** YOUR OBJECTIVE **
Below are the records; copy each line in them that holds the word "name".

** DATA IN THIS EXERCISE **
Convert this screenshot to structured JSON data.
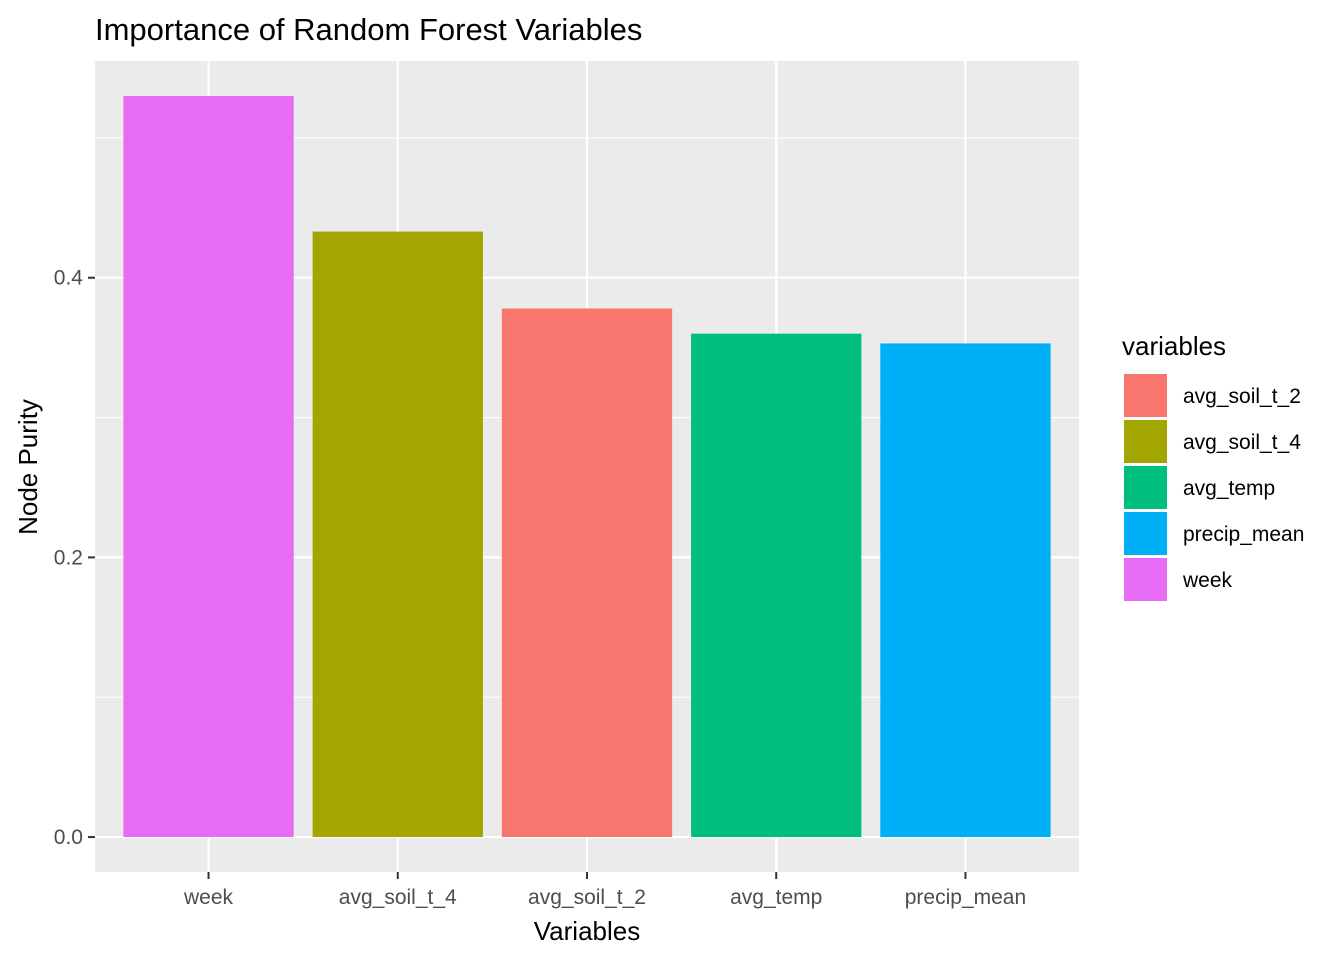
{
  "chart_data": {
    "type": "bar",
    "title": "Importance of Random Forest Variables",
    "xlabel": "Variables",
    "ylabel": "Node Purity",
    "categories": [
      "week",
      "avg_soil_t_4",
      "avg_soil_t_2",
      "avg_temp",
      "precip_mean"
    ],
    "values": [
      0.53,
      0.433,
      0.378,
      0.36,
      0.353
    ],
    "bar_colors": [
      "#E76BF3",
      "#A3A500",
      "#F8766D",
      "#00BF7D",
      "#00B0F6"
    ],
    "ylim": [
      -0.025,
      0.555
    ],
    "yticks": [
      0.0,
      0.2,
      0.4
    ],
    "ytick_labels": [
      "0.0",
      "0.2",
      "0.4"
    ],
    "grid": true,
    "panel_background": "#EBEBEB",
    "legend": {
      "title": "variables",
      "placement": "right",
      "items": [
        {
          "label": "avg_soil_t_2",
          "color": "#F8766D"
        },
        {
          "label": "avg_soil_t_4",
          "color": "#A3A500"
        },
        {
          "label": "avg_temp",
          "color": "#00BF7D"
        },
        {
          "label": "precip_mean",
          "color": "#00B0F6"
        },
        {
          "label": "week",
          "color": "#E76BF3"
        }
      ]
    }
  }
}
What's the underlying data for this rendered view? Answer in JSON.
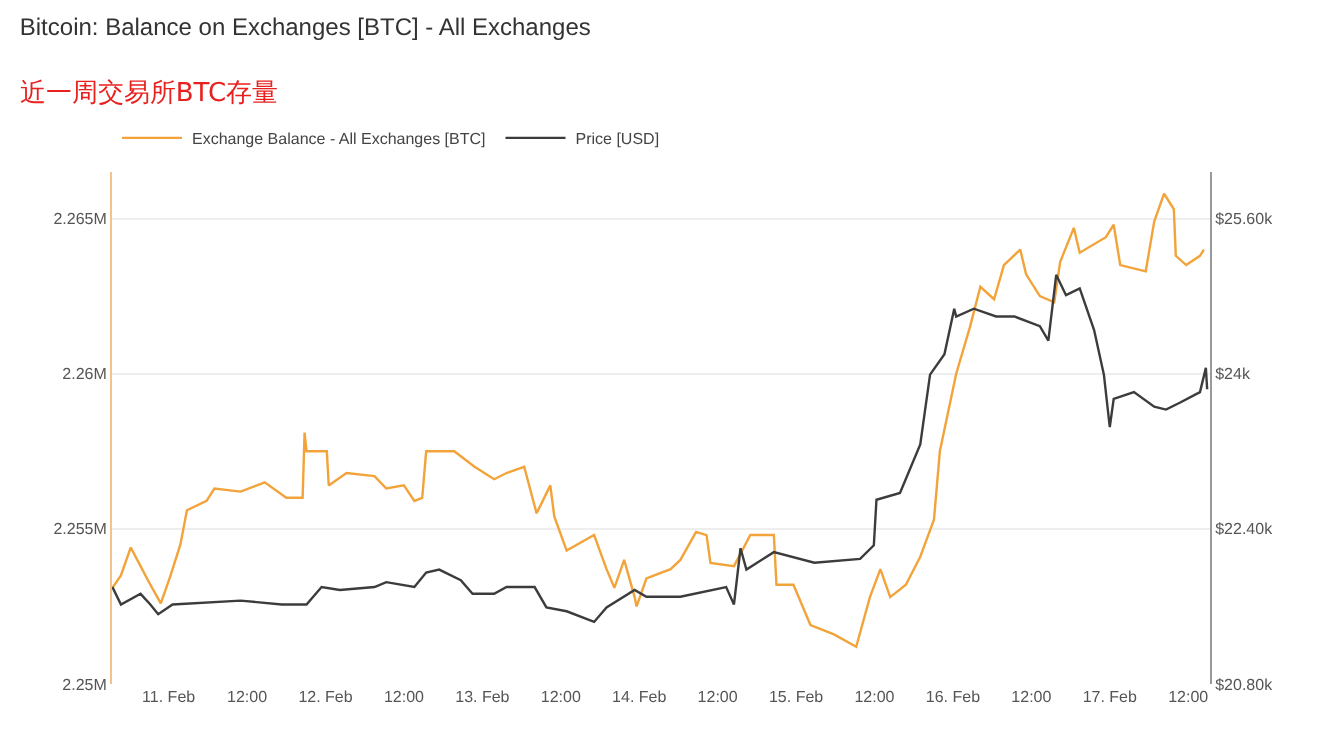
{
  "chart_data": {
    "type": "line",
    "title": "Bitcoin: Balance on Exchanges [BTC] - All Exchanges",
    "subtitle": "近一周交易所BTC存量",
    "xlim": [
      "--02-10T15:20",
      "--02-17T15:20"
    ],
    "xticks": [
      {
        "value": "--02-11",
        "label": "11. Feb"
      },
      {
        "value": "--02-11T12:00",
        "label": "12:00"
      },
      {
        "value": "--02-12",
        "label": "12. Feb"
      },
      {
        "value": "--02-12T12:00",
        "label": "12:00"
      },
      {
        "value": "--02-13",
        "label": "13. Feb"
      },
      {
        "value": "--02-13T12:00",
        "label": "12:00"
      },
      {
        "value": "--02-14",
        "label": "14. Feb"
      },
      {
        "value": "--02-14T12:00",
        "label": "12:00"
      },
      {
        "value": "--02-15",
        "label": "15. Feb"
      },
      {
        "value": "--02-15T12:00",
        "label": "12:00"
      },
      {
        "value": "--02-16",
        "label": "16. Feb"
      },
      {
        "value": "--02-16T12:00",
        "label": "12:00"
      },
      {
        "value": "--02-17",
        "label": "17. Feb"
      },
      {
        "value": "--02-17T12:00",
        "label": "12:00"
      }
    ],
    "ylim": [
      2250000,
      2266500
    ],
    "yticks": [
      {
        "value": 2250000,
        "label": "2.25M"
      },
      {
        "value": 2255000,
        "label": "2.255M"
      },
      {
        "value": 2260000,
        "label": "2.26M"
      },
      {
        "value": 2265000,
        "label": "2.265M"
      }
    ],
    "y2lim": [
      20800,
      26080
    ],
    "y2ticks": [
      {
        "value": 20800,
        "label": "$20.80k"
      },
      {
        "value": 22400,
        "label": "$22.40k"
      },
      {
        "value": 24000,
        "label": "$24k"
      },
      {
        "value": 25600,
        "label": "$25.60k"
      }
    ],
    "grid": "y",
    "legend": "top left",
    "marker": "none",
    "line_style": "solid",
    "series": [
      {
        "name": "Exchange Balance - All Exchanges [BTC]",
        "color": "#f2a33a",
        "x": [
          "--02-10T15:24",
          "--02-10T16:42",
          "--02-10T18:12",
          "--02-10T19:42",
          "--02-10T21:12",
          "--02-10T22:48",
          "--02-11T00:18",
          "--02-11T01:48",
          "--02-11T02:48",
          "--02-11T05:48",
          "--02-11T07:00",
          "--02-11T11:00",
          "--02-11T14:42",
          "--02-11T18:00",
          "--02-11T20:30",
          "--02-11T20:48",
          "--02-11T21:06",
          "--02-12T00:12",
          "--02-12T00:30",
          "--02-12T03:12",
          "--02-12T07:30",
          "--02-12T09:18",
          "--02-12T12:00",
          "--02-12T13:36",
          "--02-12T14:48",
          "--02-12T15:24",
          "--02-12T19:42",
          "--02-12T22:48",
          "--02-13T01:48",
          "--02-13T03:42",
          "--02-13T06:24",
          "--02-13T08:18",
          "--02-13T10:24",
          "--02-13T11:00",
          "--02-13T12:54",
          "--02-13T17:06",
          "--02-13T19:00",
          "--02-13T20:12",
          "--02-13T21:42",
          "--02-13T23:18",
          "--02-13T23:36",
          "--02-14T01:06",
          "--02-14T04:48",
          "--02-14T06:18",
          "--02-14T08:42",
          "--02-14T10:18",
          "--02-14T10:54",
          "--02-14T14:30",
          "--02-14T17:00",
          "--02-14T20:36",
          "--02-14T21:00",
          "--02-14T23:36",
          "--02-15T02:12",
          "--02-15T05:48",
          "--02-15T09:12",
          "--02-15T11:18",
          "--02-15T12:54",
          "--02-15T14:24",
          "--02-15T16:48",
          "--02-15T19:00",
          "--02-15T21:06",
          "--02-15T22:00",
          "--02-16T00:30",
          "--02-16T02:36",
          "--02-16T04:12",
          "--02-16T06:18",
          "--02-16T07:48",
          "--02-16T10:18",
          "--02-16T11:12",
          "--02-16T13:18",
          "--02-16T15:30",
          "--02-16T16:24",
          "--02-16T18:30",
          "--02-16T19:24",
          "--02-16T23:24",
          "--02-17T00:36",
          "--02-17T01:36",
          "--02-17T05:30",
          "--02-17T06:48",
          "--02-17T08:18",
          "--02-17T09:48",
          "--02-17T10:06",
          "--02-17T11:42",
          "--02-17T13:48",
          "--02-17T14:24"
        ],
        "values": [
          2253100,
          2253500,
          2254400,
          2253800,
          2253200,
          2252600,
          2253500,
          2254500,
          2255600,
          2255900,
          2256300,
          2256200,
          2256500,
          2256000,
          2256000,
          2258100,
          2257500,
          2257500,
          2256400,
          2256800,
          2256700,
          2256300,
          2256400,
          2255900,
          2256000,
          2257500,
          2257500,
          2257000,
          2256600,
          2256800,
          2257000,
          2255500,
          2256400,
          2255400,
          2254300,
          2254800,
          2253700,
          2253100,
          2254000,
          2252800,
          2252500,
          2253400,
          2253700,
          2254000,
          2254900,
          2254800,
          2253900,
          2253800,
          2254800,
          2254800,
          2253200,
          2253200,
          2251900,
          2251600,
          2251200,
          2252800,
          2253700,
          2252800,
          2253200,
          2254100,
          2255300,
          2257500,
          2260000,
          2261500,
          2262800,
          2262400,
          2263500,
          2264000,
          2263200,
          2262500,
          2262300,
          2263600,
          2264700,
          2263900,
          2264400,
          2264800,
          2263500,
          2263300,
          2264900,
          2265800,
          2265300,
          2263800,
          2263500,
          2263800,
          2264000
        ]
      },
      {
        "name": "Price [USD]",
        "color": "#3c3c3c",
        "axis": "y2",
        "x": [
          "--02-10T15:24",
          "--02-10T16:42",
          "--02-10T19:42",
          "--02-10T21:12",
          "--02-10T22:24",
          "--02-11T00:36",
          "--02-11T11:00",
          "--02-11T17:18",
          "--02-11T21:06",
          "--02-11T23:24",
          "--02-12T02:12",
          "--02-12T07:30",
          "--02-12T09:18",
          "--02-12T13:36",
          "--02-12T15:24",
          "--02-12T17:24",
          "--02-12T20:42",
          "--02-12T22:30",
          "--02-13T01:48",
          "--02-13T03:42",
          "--02-13T08:00",
          "--02-13T09:48",
          "--02-13T12:54",
          "--02-13T17:06",
          "--02-13T19:00",
          "--02-13T23:18",
          "--02-14T01:06",
          "--02-14T06:18",
          "--02-14T13:18",
          "--02-14T14:30",
          "--02-14T15:30",
          "--02-14T16:24",
          "--02-14T20:36",
          "--02-15T02:48",
          "--02-15T09:48",
          "--02-15T11:54",
          "--02-15T12:18",
          "--02-15T15:54",
          "--02-15T19:00",
          "--02-15T20:30",
          "--02-15T22:42",
          "--02-16T00:12",
          "--02-16T00:30",
          "--02-16T03:12",
          "--02-16T06:36",
          "--02-16T09:24",
          "--02-16T13:18",
          "--02-16T14:36",
          "--02-16T15:48",
          "--02-16T17:18",
          "--02-16T19:24",
          "--02-16T21:36",
          "--02-16T23:06",
          "--02-17T00:00",
          "--02-17T00:36",
          "--02-17T03:42",
          "--02-17T06:48",
          "--02-17T08:36",
          "--02-17T10:42",
          "--02-17T13:48",
          "--02-17T14:42",
          "--02-17T14:54"
        ],
        "values": [
          21800,
          21620,
          21730,
          21620,
          21520,
          21620,
          21660,
          21620,
          21620,
          21800,
          21770,
          21800,
          21850,
          21800,
          21950,
          21980,
          21870,
          21730,
          21730,
          21800,
          21800,
          21590,
          21550,
          21440,
          21590,
          21770,
          21700,
          21700,
          21800,
          21620,
          22200,
          21980,
          22160,
          22050,
          22090,
          22230,
          22700,
          22770,
          23270,
          23990,
          24200,
          24670,
          24590,
          24670,
          24590,
          24590,
          24490,
          24340,
          25020,
          24810,
          24880,
          24450,
          23990,
          23450,
          23740,
          23810,
          23660,
          23630,
          23700,
          23810,
          24060,
          23840
        ]
      }
    ]
  }
}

** EXPECTED OUTPUT **
        "name": "Exchange Balance - All Exchanges [BTC]",
        "name": "Price [USD]",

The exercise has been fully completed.